Dataset extract —

# # # # #

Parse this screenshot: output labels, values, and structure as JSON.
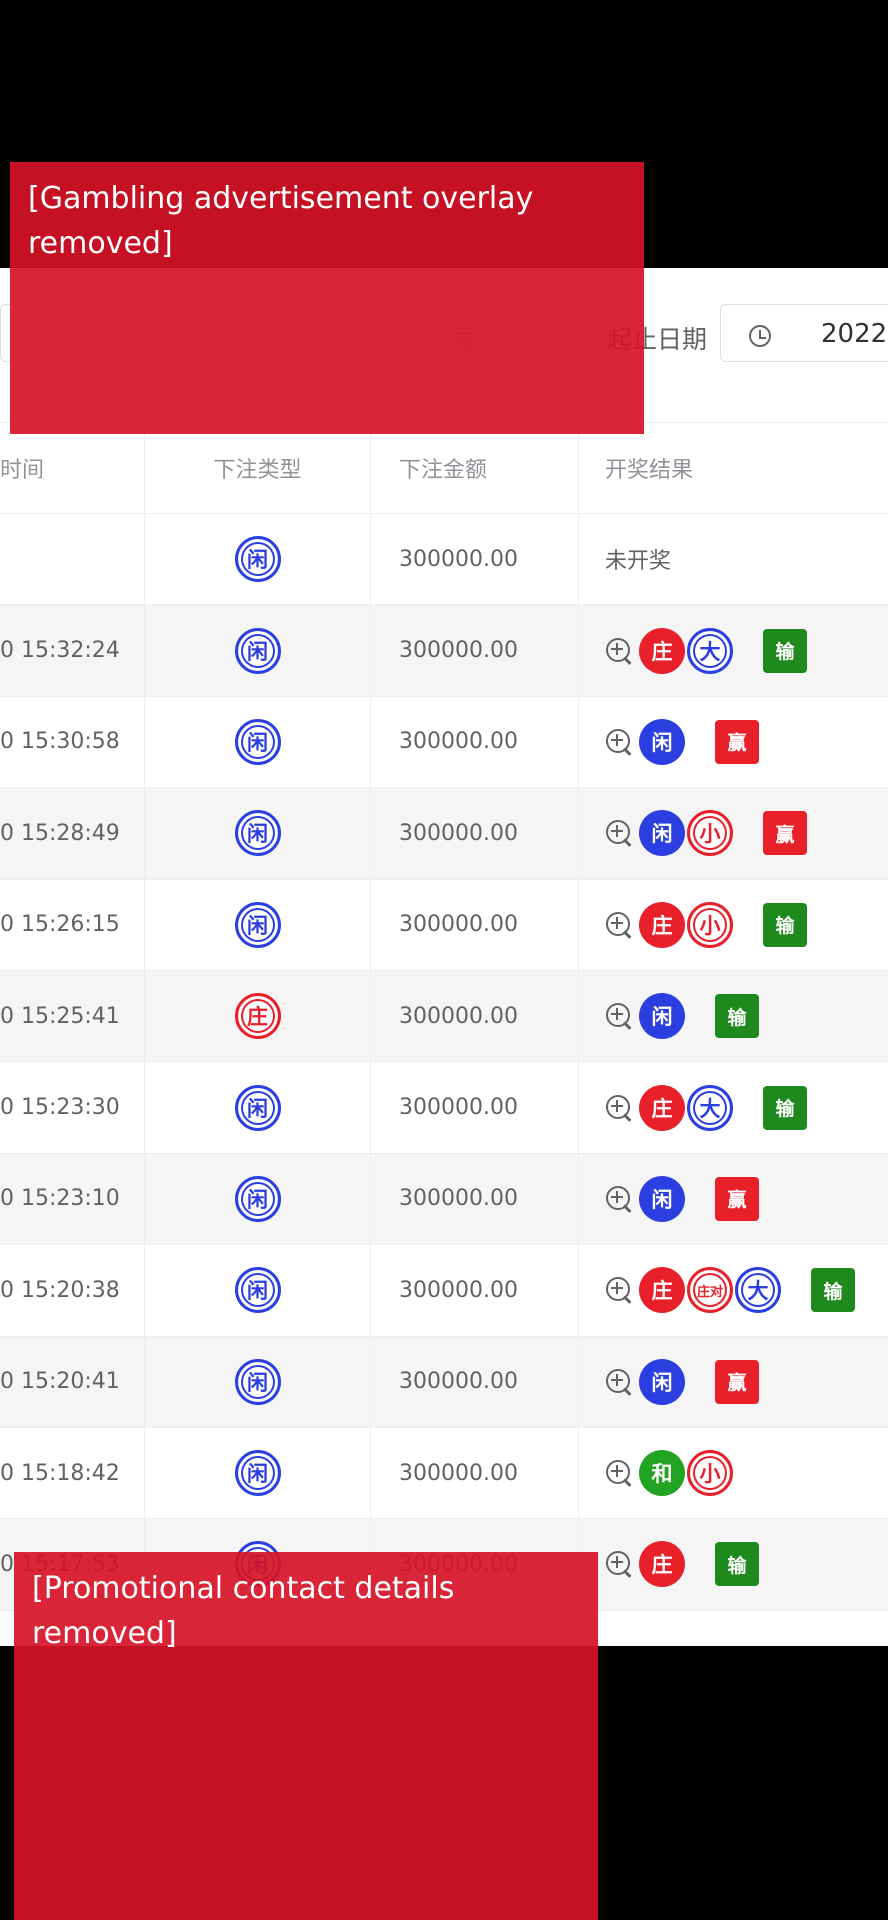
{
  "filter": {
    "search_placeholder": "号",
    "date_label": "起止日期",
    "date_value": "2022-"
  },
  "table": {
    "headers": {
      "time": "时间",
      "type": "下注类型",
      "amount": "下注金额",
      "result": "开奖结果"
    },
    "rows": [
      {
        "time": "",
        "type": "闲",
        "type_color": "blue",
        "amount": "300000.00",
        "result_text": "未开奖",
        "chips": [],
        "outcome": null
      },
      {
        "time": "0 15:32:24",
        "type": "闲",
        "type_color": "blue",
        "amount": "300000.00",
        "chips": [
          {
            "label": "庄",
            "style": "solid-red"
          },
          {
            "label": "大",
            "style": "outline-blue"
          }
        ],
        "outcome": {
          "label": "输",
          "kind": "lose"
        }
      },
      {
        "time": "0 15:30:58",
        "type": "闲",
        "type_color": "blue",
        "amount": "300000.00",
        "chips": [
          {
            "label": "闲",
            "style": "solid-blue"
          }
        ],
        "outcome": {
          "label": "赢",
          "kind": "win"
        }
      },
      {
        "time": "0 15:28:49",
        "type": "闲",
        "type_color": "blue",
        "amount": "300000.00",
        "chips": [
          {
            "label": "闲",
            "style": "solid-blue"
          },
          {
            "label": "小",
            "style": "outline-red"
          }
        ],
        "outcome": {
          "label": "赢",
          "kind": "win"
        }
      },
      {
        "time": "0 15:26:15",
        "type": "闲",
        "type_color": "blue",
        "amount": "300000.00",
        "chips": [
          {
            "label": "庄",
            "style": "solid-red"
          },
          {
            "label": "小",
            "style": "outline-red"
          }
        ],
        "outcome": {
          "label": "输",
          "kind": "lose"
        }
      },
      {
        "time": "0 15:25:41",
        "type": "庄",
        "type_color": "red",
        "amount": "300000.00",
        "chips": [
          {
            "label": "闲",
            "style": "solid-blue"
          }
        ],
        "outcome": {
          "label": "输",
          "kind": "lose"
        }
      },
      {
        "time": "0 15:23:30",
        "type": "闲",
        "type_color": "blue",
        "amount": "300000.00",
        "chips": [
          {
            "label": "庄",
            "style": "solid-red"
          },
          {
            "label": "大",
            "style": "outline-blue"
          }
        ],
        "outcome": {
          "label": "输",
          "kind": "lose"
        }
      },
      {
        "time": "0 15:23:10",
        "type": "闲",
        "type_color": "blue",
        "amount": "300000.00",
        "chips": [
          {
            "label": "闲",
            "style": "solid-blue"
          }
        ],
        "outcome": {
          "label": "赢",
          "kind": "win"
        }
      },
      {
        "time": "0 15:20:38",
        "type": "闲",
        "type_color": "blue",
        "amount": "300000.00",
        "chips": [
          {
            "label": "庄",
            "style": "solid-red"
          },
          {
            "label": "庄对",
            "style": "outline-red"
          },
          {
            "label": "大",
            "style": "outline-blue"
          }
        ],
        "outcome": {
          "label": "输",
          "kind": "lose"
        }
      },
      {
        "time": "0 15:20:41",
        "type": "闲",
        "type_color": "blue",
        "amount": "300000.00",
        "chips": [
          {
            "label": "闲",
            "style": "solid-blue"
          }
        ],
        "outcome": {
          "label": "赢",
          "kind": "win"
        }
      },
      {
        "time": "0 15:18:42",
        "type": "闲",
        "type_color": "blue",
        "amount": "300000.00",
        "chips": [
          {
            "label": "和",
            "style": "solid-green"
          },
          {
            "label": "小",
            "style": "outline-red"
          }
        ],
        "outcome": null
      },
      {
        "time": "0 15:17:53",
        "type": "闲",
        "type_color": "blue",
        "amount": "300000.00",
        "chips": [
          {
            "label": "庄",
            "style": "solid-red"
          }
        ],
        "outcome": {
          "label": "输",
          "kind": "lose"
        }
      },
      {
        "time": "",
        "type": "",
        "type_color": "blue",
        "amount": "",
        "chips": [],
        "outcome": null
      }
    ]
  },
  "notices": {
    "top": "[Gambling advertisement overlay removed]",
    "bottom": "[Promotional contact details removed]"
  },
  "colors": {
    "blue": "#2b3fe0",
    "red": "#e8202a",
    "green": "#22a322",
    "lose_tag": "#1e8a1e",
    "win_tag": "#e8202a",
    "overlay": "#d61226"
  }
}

# # # # #

Problem — Make an exact copy of the data, leaving its pictures out.

Response to this exercise —
Parse this screenshot: output labels, values, and structure as JSON.
{
  "filter": {
    "search_placeholder": "号",
    "date_label": "起止日期",
    "date_value": "2022-"
  },
  "table": {
    "headers": {
      "time": "时间",
      "type": "下注类型",
      "amount": "下注金额",
      "result": "开奖结果"
    },
    "rows": [
      {
        "time": "",
        "type": "闲",
        "type_color": "blue",
        "amount": "300000.00",
        "result_text": "未开奖",
        "chips": [],
        "outcome": null
      },
      {
        "time": "0 15:32:24",
        "type": "闲",
        "type_color": "blue",
        "amount": "300000.00",
        "chips": [
          {
            "label": "庄",
            "style": "solid-red"
          },
          {
            "label": "大",
            "style": "outline-blue"
          }
        ],
        "outcome": {
          "label": "输",
          "kind": "lose"
        }
      },
      {
        "time": "0 15:30:58",
        "type": "闲",
        "type_color": "blue",
        "amount": "300000.00",
        "chips": [
          {
            "label": "闲",
            "style": "solid-blue"
          }
        ],
        "outcome": {
          "label": "赢",
          "kind": "win"
        }
      },
      {
        "time": "0 15:28:49",
        "type": "闲",
        "type_color": "blue",
        "amount": "300000.00",
        "chips": [
          {
            "label": "闲",
            "style": "solid-blue"
          },
          {
            "label": "小",
            "style": "outline-red"
          }
        ],
        "outcome": {
          "label": "赢",
          "kind": "win"
        }
      },
      {
        "time": "0 15:26:15",
        "type": "闲",
        "type_color": "blue",
        "amount": "300000.00",
        "chips": [
          {
            "label": "庄",
            "style": "solid-red"
          },
          {
            "label": "小",
            "style": "outline-red"
          }
        ],
        "outcome": {
          "label": "输",
          "kind": "lose"
        }
      },
      {
        "time": "0 15:25:41",
        "type": "庄",
        "type_color": "red",
        "amount": "300000.00",
        "chips": [
          {
            "label": "闲",
            "style": "solid-blue"
          }
        ],
        "outcome": {
          "label": "输",
          "kind": "lose"
        }
      },
      {
        "time": "0 15:23:30",
        "type": "闲",
        "type_color": "blue",
        "amount": "300000.00",
        "chips": [
          {
            "label": "庄",
            "style": "solid-red"
          },
          {
            "label": "大",
            "style": "outline-blue"
          }
        ],
        "outcome": {
          "label": "输",
          "kind": "lose"
        }
      },
      {
        "time": "0 15:23:10",
        "type": "闲",
        "type_color": "blue",
        "amount": "300000.00",
        "chips": [
          {
            "label": "闲",
            "style": "solid-blue"
          }
        ],
        "outcome": {
          "label": "赢",
          "kind": "win"
        }
      },
      {
        "time": "0 15:20:38",
        "type": "闲",
        "type_color": "blue",
        "amount": "300000.00",
        "chips": [
          {
            "label": "庄",
            "style": "solid-red"
          },
          {
            "label": "庄对",
            "style": "outline-red"
          },
          {
            "label": "大",
            "style": "outline-blue"
          }
        ],
        "outcome": {
          "label": "输",
          "kind": "lose"
        }
      },
      {
        "time": "0 15:20:41",
        "type": "闲",
        "type_color": "blue",
        "amount": "300000.00",
        "chips": [
          {
            "label": "闲",
            "style": "solid-blue"
          }
        ],
        "outcome": {
          "label": "赢",
          "kind": "win"
        }
      },
      {
        "time": "0 15:18:42",
        "type": "闲",
        "type_color": "blue",
        "amount": "300000.00",
        "chips": [
          {
            "label": "和",
            "style": "solid-green"
          },
          {
            "label": "小",
            "style": "outline-red"
          }
        ],
        "outcome": null
      },
      {
        "time": "0 15:17:53",
        "type": "闲",
        "type_color": "blue",
        "amount": "300000.00",
        "chips": [
          {
            "label": "庄",
            "style": "solid-red"
          }
        ],
        "outcome": {
          "label": "输",
          "kind": "lose"
        }
      },
      {
        "time": "",
        "type": "",
        "type_color": "blue",
        "amount": "",
        "chips": [],
        "outcome": null
      }
    ]
  },
  "notices": {
    "top": "[Gambling advertisement overlay removed]",
    "bottom": "[Promotional contact details removed]"
  },
  "colors": {
    "blue": "#2b3fe0",
    "red": "#e8202a",
    "green": "#22a322",
    "lose_tag": "#1e8a1e",
    "win_tag": "#e8202a",
    "overlay": "#d61226"
  }
}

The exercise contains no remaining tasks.